Look below. Copy each line that has "jumlah" in it.

━━━━

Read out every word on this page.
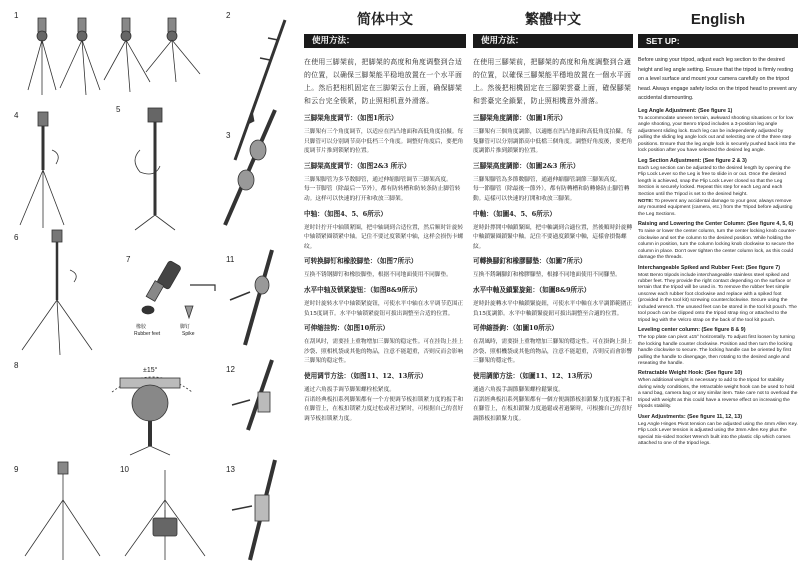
1	2
3
4
5
6
7
橡胶
Rubber feet
脚钉
Spike
11
8
±15°	12
9	10	13
简体中文
使用方法：
在使用三脚架前，把脚架的高度和角度调整到合适的位置，以确保三脚架能平稳地放置在一个水平面上。然后把相机固定在三脚架云台上面，确保脚架和云台完全锁紧，防止照相机意外滑落。
三脚架角度调节：（如图1所示）
三脚架有三个角度调节，以适应在凹凸地面和高低角度拍摄。每只脚管可以分别调节高中低档三个角度。调整好角度后，要把角度调节片推到锁紧的位置。
三脚架高度调节：（如图2&3 所示）
三脚架脚管为多节数脚管，通过伸缩脚管调节三脚架高度。
每一节脚管（除最后一节外），都有防转槽和防转条防止脚管转动。这样可以快速的打开和收放三脚架。
中轴：（如图4、5、6所示）
逆时针拧开中轴锁紧圈，把中轴调到合适位置，然后顺时针旋转中轴锁紧圈锁紧中轴。记住不要过度锁紧中轴，这样会损伤卡螺纹。
可转换脚钉和橡胶脚垫：（如图7所示）
互换不锈钢脚钉和橡胶脚垫，根据不同地面使用不同脚垫。
水平中轴及锁紧旋钮：（如图8&9所示）
逆时针旋转水平中轴锁紧旋钮，可使水平中轴在水平调节范围正负15度调节。水平中轴锁紧旋钮可拔出调整至合适的位置。
可伸缩挂钩：（如图10所示）
在刮风时，需要挂上重物增加三脚架的稳定性。可在挂钩上挂上沙袋、照相机袋或其他的物品，注意不能超重，否则反而会影响三脚架的稳定性。
使用调节方法：（如图11、12、13所示）
通过六角扳手调节脚架螺栓松紧度。
百诺经典板扣系列脚架都有一个方便调节板扣锁紧力度的扳手和在脚管上，在板扣锁紧力度过松或者过紧时，可根据自己的喜好调节板扣锁紧力度。
繁體中文
使用方法：
在使用三腳架前，把腳架的高度和角度調整到合適的位置，以確保三腳架能平穩地放置在一個水平面上。然後把相機固定在三腳架雲臺上面，確保腳架和雲臺完全鎖緊，防止照相機意外滑落。
三腳架角度調節：（如圖1所示）
三腳架有三個角度調節，以適應在凹凸地面和高低角度拍攝。每隻腳管可以分別調節高中低檔三個角度。調整好角度後，要把角度調節片推到鎖緊的位置。
三腳架高度調節：（如圖2&3 所示）
三腳架腳管為多節數腳管，通過伸縮腳管調節三腳架高度。
每一節腳管（除最後一節外），都有防轉槽和防轉條防止腳管轉動。這樣可以快速的打開和收放三腳架。
中軸：（如圖4、5、6所示）
逆時針擰開中軸鎖緊圈，把中軸調到合適位置，然後順時針旋轉中軸鎖緊圈鎖緊中軸。記住不要過度鎖緊中軸，這樣會損傷螺紋。
可轉換腳釘和橡膠腳墊：（如圖7所示）
互換不銹鋼腳釘和橡膠腳墊，根據不同地面使用不同腳墊。
水平中軸及鎖緊旋鈕：（如圖8&9所示）
逆時針旋轉水平中軸鎖緊旋鈕，可使水平中軸在水平調節範圍正負15度調節。水平中軸鎖緊旋鈕可拔出調整至合適的位置。
可伸縮掛鉤：（如圖10所示）
在刮風時，需要掛上重物增加三腳架的穩定性。可在掛鉤上掛上沙袋、照相機袋或其他的物品，注意不能超重，否則反而會影響三腳架的穩定性。
使用調節方法：（如圖11、12、13所示）
通過六角扳手調節腳架螺栓鬆緊度。
百諾經典板扣系列腳架都有一個方便調節板扣鎖緊力度的扳手和在腳管上，在板扣鎖緊力度過鬆或者過緊時，可根據自己的喜好調節板扣鎖緊力度。
English
SET UP:
Before using your tripod, adjust each leg section to the desired height and leg angle setting. Ensure that the tripod is firmly resting on a level surface and mount your camera carefully on the tripod head. Always engage safety locks on the tripod head to prevent any accidental dismounting.
Leg Angle Adjustment: (See figure 1)
To accommodate uneven terrain, awkward shooting situations or for low angle shooting, your Benro tripod includes a 3-position leg angle adjustment sliding lock. Each leg can be independently adjusted by pulling the sliding leg angle lock out and selecting one of the three step positions. Ensure that the leg angle lock is securely pushed back into the lock position after you have selected the desired leg angle.
Leg Section Adjustment: (See figure 2 & 3)
Each Leg section can be adjusted to the desired length by opening the Flip Lock Lever so the Leg is free to slide in or out. Once the desired length is achieved, snap the Flip Lock Lever closed so that the Leg Section is securely locked. Repeat this step for each Leg and each Section until the Tripod is set to the desired height.
NOTE: To prevent any accidental damage to your gear, always remove any mounted equipment (camera, etc.) from the Tripod before adjusting the Leg Sections.
Raising and Lowering the Center Column: (See figure 4, 5, 6)
To raise or lower the center column, turn the center locking knob counter-clockwise and set the column to the desired position. While holding the column in position, turn the column locking knob clockwise to secure the column in place. Don't over tighten the center column lock, as this could damage the threads.
Interchangeable Spiked and Rubber Feet: (See figure 7)
Most Benro tripods include interchangeable stainless steel spiked and rubber feet. They provide the right contact depending on the surface or terrain that the tripod will be used in. To remove the rubber feet simple unscrew each rubber foot clockwise and replace with a spiked foot (provided in the tool kit) screwing counterclockwise. Secure using the included wrench. The unused feet can be stored in the tool kit pouch. The tool pouch can be clipped onto the tripod strap ring or attached to the tripod leg with the Velcro strap on the back of the tool kit pouch.
Leveling center column: (See figure 8 & 9)
The top plate can pivot ±15° horizontally. To adjust first loosen by turning the locking handle counter clockwise. Position and then turn the locking handle clockwise to secure. The locking handle can be oriented by first pulling the handle to disengage, then rotating to the desired angle and reseating the handle.
Retractable Weight Hook: (See figure 10)
When additional weight is necessary to add to the tripod for stability during windy conditions, the retractable weight hook can be used to hold a sand bag, camera bag or any similar item. Take care not to overload the tripod with weight as this could have a reverse effect on increasing the tripods stability.
User Adjustments: (See figure 11, 12, 13)
Leg Angle Hinges Pivot tension can be adjusted using the 4mm Allen Key. Flip Lock Lever tension is adjusted using the 3mm Allen Key plus the special Six-sided Socket Wrench built into the plastic clip which comes attached to one of the tripod legs.
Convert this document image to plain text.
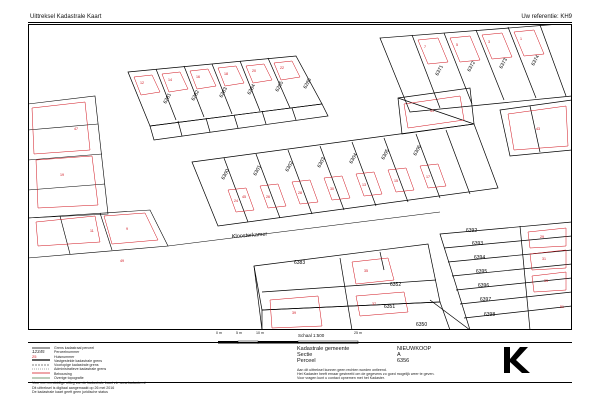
Uittreksel Kadastrale Kaart	Uw referentie: KH9
6300	6301	6302	6303	6304	6305	6306
6281	6282	6283	6284	6285	6286
6371	6372	6373	6374
6393
6394
6395
6396
6397
6398
6392
6383
6352
6351
6350
Kloosterkamer
12
14
16
18
20
22
24
26
28
30
13
15
17
19
11	9
7	5
3
1
29
31
33
35
37
39
41
43
45
47
49
51
Schaal 1:500
0 m	5 m	10 m	25 m
Grens kadastraal perceel
12345	Perceelnummer
25	Huisnummer
Vastgestelde kadastrale grens
Voorlopige kadastrale grens
Administratieve kadastrale grens
Bebouwing
Overige topografie
Voor een eenduidige uitleg van de kadastrale kaart zie www.kadaster.nl
Dit uittreksel is digitaal aangemaakt op 26 mei 2016
De kadastrale kaart geeft geen juridische status
Kadastrale gemeente	NIEUWKOOP
Sectie	A
Perceel	6356
Aan dit uittreksel kunnen geen rechten worden ontleend.
Het Kadaster heeft ernaar gestreefd om de gegevens zo goed mogelijk weer te geven.
Voor vragen kunt u contact opnemen met het Kadaster.
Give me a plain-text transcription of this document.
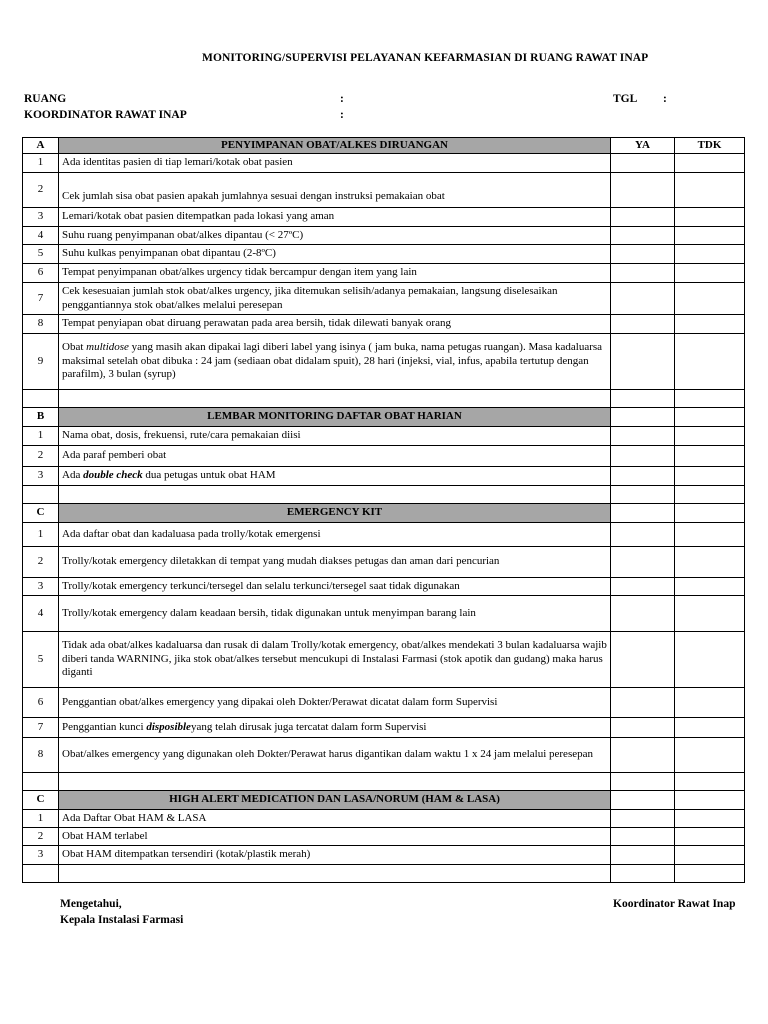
MONITORING/SUPERVISI PELAYANAN KEFARMASIAN DI RUANG RAWAT INAP
RUANG	:	TGL :
KOORDINATOR RAWAT INAP	:
A	PENYIMPANAN OBAT/ALKES DIRUANGAN	YA	TDK
1	Ada identitas pasien di tiap lemari/kotak obat pasien		
2	Cek jumlah sisa obat pasien apakah jumlahnya sesuai dengan instruksi pemakaian obat		
3	Lemari/kotak obat pasien ditempatkan pada lokasi yang aman		
4	Suhu ruang penyimpanan obat/alkes dipantau (< 27ºC)		
5	Suhu kulkas penyimpanan obat dipantau (2-8ºC)		
6	Tempat penyimpanan obat/alkes urgency tidak bercampur dengan item yang lain		
7	Cek kesesuaian jumlah stok obat/alkes urgency, jika ditemukan selisih/adanya pemakaian, langsung diselesaikan penggantiannya stok obat/alkes melalui peresepan		
8	Tempat penyiapan obat diruang perawatan pada area bersih, tidak dilewati banyak orang		
9	Obat multidose yang masih akan dipakai lagi diberi label yang isinya ( jam buka, nama petugas ruangan). Masa kadaluarsa maksimal setelah obat dibuka : 24 jam (sediaan obat didalam spuit), 28 hari (injeksi, vial, infus, apabila tertutup dengan parafilm), 3 bulan (syrup)		

B	LEMBAR MONITORING DAFTAR OBAT HARIAN		
1	Nama obat, dosis, frekuensi, rute/cara pemakaian diisi		
2	Ada paraf pemberi obat		
3	Ada double check dua petugas untuk obat HAM		

C	EMERGENCY KIT		
1	Ada daftar obat dan kadaluasa pada trolly/kotak emergensi		
2	Trolly/kotak emergency diletakkan di tempat yang mudah diakses petugas dan aman dari pencurian		
3	Trolly/kotak emergency terkunci/tersegel dan selalu terkunci/tersegel saat tidak digunakan		
4	Trolly/kotak emergency dalam keadaan bersih, tidak digunakan untuk menyimpan barang lain		
5	Tidak ada obat/alkes kadaluarsa dan rusak di dalam Trolly/kotak emergency, obat/alkes mendekati 3 bulan kadaluarsa wajib diberi tanda WARNING, jika stok obat/alkes tersebut mencukupi di Instalasi Farmasi (stok apotik dan gudang) maka harus diganti		
6	Penggantian obat/alkes emergency yang dipakai oleh Dokter/Perawat dicatat dalam form Supervisi		
7	Penggantian kunci disposibleyang telah dirusak juga tercatat dalam form Supervisi		
8	Obat/alkes emergency yang digunakan oleh Dokter/Perawat harus digantikan dalam waktu 1 x 24 jam melalui peresepan		

C	HIGH ALERT MEDICATION DAN LASA/NORUM (HAM & LASA)		
1	Ada Daftar Obat HAM & LASA		
2	Obat HAM terlabel		
3	Obat HAM ditempatkan tersendiri (kotak/plastik merah)		

Mengetahui,
Kepala Instalasi Farmasi
Koordinator Rawat Inap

━━━━

● Output for this exercise
2	Cek jumlah sisa obat pasien apakah jumlahnya sesuai dengan instruksi pemakaian obat		
7	Cek kesesuaian jumlah stok obat/alkes urgency, jika ditemukan selisih/adanya pemakaian, langsung diselesaikan penggantiannya stok obat/alkes melalui peresepan		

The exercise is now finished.